### [Record set]
● ● ●
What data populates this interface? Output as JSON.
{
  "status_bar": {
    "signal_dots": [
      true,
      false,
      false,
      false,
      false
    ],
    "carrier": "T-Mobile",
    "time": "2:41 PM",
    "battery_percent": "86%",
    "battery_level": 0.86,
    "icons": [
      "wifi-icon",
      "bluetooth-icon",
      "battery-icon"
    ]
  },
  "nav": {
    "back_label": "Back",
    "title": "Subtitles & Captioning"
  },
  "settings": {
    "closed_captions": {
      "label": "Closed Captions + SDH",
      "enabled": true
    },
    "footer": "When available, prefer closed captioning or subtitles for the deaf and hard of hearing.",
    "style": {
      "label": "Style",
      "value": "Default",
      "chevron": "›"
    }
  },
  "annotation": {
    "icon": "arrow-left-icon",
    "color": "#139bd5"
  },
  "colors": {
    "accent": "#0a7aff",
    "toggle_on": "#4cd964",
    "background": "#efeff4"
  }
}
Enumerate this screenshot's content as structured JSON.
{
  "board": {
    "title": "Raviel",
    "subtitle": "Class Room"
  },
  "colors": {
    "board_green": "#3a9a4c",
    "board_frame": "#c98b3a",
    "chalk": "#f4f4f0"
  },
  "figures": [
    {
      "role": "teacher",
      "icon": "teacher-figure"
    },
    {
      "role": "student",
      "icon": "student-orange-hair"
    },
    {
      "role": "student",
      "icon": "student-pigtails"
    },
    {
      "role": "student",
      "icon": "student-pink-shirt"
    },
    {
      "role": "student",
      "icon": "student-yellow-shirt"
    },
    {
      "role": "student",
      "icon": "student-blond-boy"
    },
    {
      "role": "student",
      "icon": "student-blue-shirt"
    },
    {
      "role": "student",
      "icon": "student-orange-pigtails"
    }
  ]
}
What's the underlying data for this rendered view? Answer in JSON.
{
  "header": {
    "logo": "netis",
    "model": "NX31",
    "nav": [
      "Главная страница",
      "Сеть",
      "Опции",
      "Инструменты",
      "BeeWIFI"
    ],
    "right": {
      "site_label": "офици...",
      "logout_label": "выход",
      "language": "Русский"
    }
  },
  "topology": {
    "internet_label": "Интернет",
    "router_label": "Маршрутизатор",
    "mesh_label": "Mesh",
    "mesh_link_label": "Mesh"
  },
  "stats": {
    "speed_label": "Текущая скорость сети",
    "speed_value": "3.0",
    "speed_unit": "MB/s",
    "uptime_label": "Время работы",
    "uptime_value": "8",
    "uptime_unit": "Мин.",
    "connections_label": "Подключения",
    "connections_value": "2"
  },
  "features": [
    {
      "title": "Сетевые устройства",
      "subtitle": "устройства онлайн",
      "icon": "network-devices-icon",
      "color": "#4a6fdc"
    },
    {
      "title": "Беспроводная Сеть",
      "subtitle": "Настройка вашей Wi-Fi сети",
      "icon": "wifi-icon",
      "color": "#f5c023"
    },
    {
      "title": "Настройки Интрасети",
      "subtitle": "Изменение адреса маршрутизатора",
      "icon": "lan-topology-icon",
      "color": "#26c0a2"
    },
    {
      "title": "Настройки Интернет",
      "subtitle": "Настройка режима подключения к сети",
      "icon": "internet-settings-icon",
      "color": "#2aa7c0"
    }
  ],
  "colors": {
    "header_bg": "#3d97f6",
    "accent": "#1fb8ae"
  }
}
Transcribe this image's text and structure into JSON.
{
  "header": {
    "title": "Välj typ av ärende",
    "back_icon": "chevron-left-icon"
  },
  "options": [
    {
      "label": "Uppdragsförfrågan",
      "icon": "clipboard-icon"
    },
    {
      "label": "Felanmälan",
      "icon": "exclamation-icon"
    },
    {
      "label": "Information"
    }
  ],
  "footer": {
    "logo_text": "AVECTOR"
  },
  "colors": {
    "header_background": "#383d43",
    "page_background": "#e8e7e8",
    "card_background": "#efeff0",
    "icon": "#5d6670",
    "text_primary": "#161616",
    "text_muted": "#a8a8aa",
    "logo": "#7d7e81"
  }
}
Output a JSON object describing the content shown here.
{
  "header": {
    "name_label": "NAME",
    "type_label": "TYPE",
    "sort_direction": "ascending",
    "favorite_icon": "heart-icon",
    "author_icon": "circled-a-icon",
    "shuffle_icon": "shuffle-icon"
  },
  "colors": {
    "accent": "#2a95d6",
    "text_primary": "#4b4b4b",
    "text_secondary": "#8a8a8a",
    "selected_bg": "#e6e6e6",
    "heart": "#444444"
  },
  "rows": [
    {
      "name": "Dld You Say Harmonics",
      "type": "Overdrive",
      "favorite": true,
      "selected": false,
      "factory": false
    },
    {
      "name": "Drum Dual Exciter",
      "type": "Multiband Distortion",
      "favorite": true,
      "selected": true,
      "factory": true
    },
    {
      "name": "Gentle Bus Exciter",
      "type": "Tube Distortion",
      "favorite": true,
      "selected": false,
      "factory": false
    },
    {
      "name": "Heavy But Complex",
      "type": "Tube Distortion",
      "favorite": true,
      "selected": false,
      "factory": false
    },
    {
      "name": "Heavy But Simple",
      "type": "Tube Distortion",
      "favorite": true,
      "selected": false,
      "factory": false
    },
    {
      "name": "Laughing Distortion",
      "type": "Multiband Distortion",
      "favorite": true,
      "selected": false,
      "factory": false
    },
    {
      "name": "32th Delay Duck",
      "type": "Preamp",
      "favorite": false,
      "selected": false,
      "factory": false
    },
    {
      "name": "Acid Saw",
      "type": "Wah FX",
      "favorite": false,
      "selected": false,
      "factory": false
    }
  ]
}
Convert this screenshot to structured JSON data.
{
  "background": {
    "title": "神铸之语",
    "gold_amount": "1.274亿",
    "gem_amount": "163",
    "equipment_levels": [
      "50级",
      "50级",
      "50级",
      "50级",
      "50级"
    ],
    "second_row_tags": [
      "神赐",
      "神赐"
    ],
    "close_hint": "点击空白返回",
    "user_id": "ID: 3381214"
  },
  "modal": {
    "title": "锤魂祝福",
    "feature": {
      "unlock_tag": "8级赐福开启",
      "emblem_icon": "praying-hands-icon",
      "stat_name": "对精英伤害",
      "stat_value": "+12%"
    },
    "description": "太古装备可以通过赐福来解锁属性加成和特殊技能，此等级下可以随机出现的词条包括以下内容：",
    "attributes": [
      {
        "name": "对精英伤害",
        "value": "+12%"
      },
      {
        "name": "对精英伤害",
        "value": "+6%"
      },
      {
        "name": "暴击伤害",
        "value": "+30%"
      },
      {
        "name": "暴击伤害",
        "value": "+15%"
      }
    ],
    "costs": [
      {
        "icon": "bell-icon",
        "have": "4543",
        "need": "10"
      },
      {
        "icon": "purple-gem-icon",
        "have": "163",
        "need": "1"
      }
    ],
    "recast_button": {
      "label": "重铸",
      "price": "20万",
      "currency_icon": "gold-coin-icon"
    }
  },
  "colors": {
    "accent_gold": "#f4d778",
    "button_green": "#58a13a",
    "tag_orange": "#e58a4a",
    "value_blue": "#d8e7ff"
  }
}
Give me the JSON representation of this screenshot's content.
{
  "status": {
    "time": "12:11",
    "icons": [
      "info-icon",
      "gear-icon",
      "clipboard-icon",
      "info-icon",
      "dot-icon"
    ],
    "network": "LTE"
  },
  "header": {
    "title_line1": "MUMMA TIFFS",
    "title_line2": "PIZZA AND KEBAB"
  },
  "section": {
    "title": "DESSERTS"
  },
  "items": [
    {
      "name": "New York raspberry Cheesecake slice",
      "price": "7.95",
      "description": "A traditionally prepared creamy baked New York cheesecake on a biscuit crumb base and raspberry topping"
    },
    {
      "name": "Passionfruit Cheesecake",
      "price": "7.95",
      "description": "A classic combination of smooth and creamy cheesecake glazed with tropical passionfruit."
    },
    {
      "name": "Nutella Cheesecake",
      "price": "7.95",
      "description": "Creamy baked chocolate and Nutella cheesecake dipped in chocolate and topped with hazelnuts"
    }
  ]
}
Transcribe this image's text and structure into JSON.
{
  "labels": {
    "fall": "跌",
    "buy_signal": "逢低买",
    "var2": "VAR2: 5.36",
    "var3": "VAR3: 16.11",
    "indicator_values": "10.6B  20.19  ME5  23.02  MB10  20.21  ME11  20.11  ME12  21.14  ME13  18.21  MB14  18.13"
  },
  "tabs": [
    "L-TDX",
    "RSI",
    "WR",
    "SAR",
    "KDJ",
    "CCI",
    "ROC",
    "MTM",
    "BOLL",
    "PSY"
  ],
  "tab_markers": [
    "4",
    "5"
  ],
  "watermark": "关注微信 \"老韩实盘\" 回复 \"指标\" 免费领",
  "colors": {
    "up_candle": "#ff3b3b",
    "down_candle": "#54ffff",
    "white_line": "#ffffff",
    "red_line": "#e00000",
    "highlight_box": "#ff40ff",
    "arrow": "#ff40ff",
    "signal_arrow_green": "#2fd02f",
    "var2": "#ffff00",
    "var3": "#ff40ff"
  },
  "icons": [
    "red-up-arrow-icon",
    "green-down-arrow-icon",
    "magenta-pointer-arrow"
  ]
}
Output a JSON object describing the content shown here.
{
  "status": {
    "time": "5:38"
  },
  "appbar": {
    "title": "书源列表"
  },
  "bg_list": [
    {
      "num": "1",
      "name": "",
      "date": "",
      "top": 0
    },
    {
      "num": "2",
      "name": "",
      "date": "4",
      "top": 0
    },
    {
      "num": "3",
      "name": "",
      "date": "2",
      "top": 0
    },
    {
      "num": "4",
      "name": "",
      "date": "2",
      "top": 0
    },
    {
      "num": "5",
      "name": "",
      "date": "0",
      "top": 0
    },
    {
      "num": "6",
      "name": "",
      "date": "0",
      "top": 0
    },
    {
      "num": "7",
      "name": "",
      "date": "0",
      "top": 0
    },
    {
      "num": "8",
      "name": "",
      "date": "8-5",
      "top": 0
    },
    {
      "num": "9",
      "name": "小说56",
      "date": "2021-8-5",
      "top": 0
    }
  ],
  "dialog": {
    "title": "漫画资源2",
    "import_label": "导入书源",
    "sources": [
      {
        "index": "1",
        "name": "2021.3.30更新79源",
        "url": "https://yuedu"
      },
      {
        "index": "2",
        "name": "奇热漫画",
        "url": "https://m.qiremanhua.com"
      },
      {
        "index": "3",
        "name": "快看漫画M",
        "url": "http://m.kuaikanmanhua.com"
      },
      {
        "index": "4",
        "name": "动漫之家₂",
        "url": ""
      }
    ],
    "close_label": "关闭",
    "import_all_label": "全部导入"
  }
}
● ● ●
Search the lines for "pigtails". Copy each line that has it.

### [Answer to this task]
      "icon": "student-pigtails"
      "icon": "student-orange-pigtails"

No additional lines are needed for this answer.